Exercise goal
Without including any pictures, copy each entry below exactly.

(Recorded data)
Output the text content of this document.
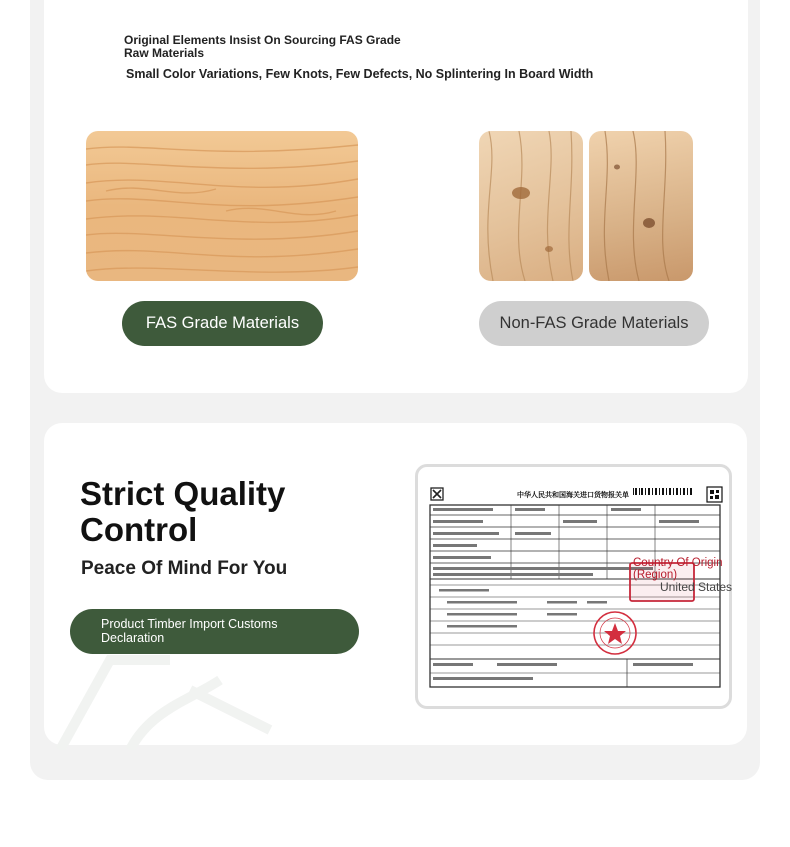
Original Elements Insist On Sourcing FAS Grade Raw Materials
Small Color Variations, Few Knots, Few Defects, No Splintering In Board Width
FAS Grade Materials	Non-FAS Grade Materials
Strict Quality Control
Peace Of Mind For You
Product Timber Import Customs Declaration
中华人民共和国海关进口货物报关单
Country Of Origin (Region)
United States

Exercise solution
Output the text content of this document.
Original Elements Insist On Sourcing FAS Grade Raw Materials
Small Color Variations, Few Knots, Few Defects, No Splintering In Board Width
FAS Grade Materials	Non-FAS Grade Materials
Strict Quality Control
Peace Of Mind For You
Product Timber Import Customs Declaration
中华人民共和国海关进口货物报关单
Country Of Origin (Region)
United States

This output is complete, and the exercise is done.